REQUIREMENT:
Arrange the entries, starting at the first line and ending at the line that contains "tree-file-node[interactable]: [248, 436, 276, 447]", as a Markdown table with the columns Row and Line. Number each row and leave out blank lines.

------------

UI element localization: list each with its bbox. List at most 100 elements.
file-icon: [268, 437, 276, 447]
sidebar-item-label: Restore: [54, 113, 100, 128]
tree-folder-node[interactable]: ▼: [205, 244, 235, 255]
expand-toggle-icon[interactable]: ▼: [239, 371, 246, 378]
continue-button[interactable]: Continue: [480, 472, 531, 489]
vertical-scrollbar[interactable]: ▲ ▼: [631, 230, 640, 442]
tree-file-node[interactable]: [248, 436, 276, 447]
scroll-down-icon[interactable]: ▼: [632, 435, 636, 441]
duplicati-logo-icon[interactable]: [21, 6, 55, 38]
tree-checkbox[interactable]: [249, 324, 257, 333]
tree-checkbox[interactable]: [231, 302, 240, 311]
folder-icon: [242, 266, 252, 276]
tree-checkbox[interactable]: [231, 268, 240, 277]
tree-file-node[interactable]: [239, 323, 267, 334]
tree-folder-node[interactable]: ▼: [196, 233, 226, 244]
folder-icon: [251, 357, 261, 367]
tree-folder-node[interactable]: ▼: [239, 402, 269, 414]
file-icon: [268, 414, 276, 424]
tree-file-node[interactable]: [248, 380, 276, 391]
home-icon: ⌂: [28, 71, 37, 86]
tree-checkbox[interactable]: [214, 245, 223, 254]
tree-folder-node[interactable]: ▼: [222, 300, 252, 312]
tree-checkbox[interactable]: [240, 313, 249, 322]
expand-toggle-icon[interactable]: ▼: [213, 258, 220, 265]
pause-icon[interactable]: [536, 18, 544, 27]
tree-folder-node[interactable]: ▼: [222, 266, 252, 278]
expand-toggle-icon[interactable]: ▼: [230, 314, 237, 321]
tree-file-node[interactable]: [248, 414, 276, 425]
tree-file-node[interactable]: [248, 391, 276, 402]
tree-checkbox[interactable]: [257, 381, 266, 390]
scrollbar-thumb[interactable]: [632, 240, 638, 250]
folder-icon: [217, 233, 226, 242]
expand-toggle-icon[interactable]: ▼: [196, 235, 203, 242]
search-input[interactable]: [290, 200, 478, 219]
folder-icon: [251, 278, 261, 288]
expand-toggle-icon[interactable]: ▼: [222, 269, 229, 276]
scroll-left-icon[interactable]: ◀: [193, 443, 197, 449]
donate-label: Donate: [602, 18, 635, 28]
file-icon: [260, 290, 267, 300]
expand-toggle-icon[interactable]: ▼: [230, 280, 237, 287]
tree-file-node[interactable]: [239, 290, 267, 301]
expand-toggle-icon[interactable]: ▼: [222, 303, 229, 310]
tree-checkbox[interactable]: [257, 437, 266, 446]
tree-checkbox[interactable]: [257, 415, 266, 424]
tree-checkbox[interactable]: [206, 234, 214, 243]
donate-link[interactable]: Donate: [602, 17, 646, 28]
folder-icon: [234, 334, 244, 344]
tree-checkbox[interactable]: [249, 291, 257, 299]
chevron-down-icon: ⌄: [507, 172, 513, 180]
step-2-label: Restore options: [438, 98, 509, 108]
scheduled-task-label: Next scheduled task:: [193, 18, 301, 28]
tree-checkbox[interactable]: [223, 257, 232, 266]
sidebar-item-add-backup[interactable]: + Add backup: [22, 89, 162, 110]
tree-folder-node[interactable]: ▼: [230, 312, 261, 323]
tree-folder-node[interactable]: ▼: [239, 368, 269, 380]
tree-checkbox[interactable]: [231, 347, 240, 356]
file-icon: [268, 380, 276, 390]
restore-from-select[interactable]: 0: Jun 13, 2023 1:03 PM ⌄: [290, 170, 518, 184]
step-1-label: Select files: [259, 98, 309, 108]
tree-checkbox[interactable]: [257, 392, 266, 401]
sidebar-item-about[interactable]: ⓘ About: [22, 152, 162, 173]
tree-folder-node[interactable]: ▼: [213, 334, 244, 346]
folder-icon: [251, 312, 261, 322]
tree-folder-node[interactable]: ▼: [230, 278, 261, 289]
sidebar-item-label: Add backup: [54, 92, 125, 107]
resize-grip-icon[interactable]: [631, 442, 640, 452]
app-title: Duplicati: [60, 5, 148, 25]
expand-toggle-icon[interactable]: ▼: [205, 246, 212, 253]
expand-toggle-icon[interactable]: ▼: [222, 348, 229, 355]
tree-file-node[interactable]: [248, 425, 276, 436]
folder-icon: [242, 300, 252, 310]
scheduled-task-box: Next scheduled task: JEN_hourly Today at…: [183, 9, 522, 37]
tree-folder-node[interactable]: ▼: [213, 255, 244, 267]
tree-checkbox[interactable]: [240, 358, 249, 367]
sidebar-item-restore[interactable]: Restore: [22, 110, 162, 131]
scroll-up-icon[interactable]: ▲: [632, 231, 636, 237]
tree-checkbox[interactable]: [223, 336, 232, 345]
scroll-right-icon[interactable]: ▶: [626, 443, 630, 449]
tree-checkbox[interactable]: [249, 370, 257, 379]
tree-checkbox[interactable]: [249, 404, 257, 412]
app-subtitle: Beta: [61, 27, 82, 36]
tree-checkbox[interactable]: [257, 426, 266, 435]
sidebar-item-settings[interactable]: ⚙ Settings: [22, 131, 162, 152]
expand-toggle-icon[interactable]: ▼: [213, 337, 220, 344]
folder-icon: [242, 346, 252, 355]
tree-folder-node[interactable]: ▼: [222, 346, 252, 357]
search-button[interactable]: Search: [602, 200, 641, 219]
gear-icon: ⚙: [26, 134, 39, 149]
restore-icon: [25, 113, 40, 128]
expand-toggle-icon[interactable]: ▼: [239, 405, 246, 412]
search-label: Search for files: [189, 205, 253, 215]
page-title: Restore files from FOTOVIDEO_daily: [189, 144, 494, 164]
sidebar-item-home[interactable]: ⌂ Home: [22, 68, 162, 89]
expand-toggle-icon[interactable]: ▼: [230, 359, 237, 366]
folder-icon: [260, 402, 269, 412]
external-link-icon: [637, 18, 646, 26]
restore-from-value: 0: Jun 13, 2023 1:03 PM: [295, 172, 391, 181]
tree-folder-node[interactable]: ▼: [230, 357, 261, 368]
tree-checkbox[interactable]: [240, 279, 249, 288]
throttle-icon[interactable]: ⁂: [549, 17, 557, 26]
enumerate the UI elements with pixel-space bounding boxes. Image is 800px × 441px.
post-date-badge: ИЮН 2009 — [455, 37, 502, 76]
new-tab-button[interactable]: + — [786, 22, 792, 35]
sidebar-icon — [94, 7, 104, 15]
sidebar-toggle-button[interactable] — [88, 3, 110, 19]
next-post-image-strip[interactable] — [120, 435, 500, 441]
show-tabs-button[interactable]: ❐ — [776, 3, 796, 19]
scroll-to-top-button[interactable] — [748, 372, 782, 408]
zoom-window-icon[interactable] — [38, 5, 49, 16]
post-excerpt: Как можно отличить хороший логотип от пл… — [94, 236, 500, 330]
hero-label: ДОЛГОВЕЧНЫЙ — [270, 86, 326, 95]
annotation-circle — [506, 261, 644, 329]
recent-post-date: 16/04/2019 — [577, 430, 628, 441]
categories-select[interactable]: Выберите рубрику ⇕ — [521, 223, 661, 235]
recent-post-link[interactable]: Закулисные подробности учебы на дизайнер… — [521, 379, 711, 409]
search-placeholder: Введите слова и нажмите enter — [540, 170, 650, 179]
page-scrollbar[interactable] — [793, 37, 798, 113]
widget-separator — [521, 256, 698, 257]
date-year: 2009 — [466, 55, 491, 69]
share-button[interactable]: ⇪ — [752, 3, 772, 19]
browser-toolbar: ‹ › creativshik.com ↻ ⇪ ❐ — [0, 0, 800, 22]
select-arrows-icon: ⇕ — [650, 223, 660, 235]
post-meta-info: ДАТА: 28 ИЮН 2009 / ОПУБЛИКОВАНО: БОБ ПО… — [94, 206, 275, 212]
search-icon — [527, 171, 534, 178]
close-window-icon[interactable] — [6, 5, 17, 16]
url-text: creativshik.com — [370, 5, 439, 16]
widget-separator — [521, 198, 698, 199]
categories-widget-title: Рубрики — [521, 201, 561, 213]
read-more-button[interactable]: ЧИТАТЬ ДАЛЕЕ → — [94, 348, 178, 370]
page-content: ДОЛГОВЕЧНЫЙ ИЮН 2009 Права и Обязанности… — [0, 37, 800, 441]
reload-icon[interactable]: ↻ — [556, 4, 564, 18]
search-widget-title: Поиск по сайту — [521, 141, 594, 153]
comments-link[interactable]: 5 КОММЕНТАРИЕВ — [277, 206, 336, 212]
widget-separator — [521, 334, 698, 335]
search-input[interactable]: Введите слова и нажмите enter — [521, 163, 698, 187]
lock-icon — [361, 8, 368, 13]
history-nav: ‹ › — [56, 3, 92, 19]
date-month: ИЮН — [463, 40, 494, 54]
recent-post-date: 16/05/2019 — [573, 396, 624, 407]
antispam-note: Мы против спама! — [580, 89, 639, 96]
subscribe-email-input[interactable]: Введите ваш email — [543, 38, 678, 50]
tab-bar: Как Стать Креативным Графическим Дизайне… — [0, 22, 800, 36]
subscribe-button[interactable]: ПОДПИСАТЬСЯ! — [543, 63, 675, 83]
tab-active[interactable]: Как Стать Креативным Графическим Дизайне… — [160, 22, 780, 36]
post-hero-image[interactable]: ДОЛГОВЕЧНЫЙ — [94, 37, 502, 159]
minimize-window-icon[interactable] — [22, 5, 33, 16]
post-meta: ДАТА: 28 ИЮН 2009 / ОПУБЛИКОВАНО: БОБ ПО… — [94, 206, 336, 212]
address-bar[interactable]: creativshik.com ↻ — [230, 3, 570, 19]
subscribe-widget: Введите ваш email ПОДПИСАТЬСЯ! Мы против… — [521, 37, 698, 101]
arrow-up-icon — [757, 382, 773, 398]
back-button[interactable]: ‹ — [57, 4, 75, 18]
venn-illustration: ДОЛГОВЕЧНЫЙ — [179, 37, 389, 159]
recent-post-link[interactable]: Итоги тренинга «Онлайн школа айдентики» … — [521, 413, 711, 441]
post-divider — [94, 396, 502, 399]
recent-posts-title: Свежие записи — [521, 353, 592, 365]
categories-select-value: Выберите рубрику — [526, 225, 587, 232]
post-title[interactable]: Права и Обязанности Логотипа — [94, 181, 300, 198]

------------

REPLY TO THE TASK:
| Row | Line |
|---|---|
| 1 | UI element localization: list each with its bbox. List at most 100 elements. |
| 2 | file-icon: [268, 437, 276, 447] |
| 3 | sidebar-item-label: Restore: [54, 113, 100, 128] |
| 4 | tree-folder-node[interactable]: ▼: [205, 244, 235, 255] |
| 5 | expand-toggle-icon[interactable]: ▼: [239, 371, 246, 378] |
| 6 | continue-button[interactable]: Continue: [480, 472, 531, 489] |
| 7 | vertical-scrollbar[interactable]: ▲ ▼: [631, 230, 640, 442] |
| 8 | tree-file-node[interactable]: [248, 436, 276, 447] |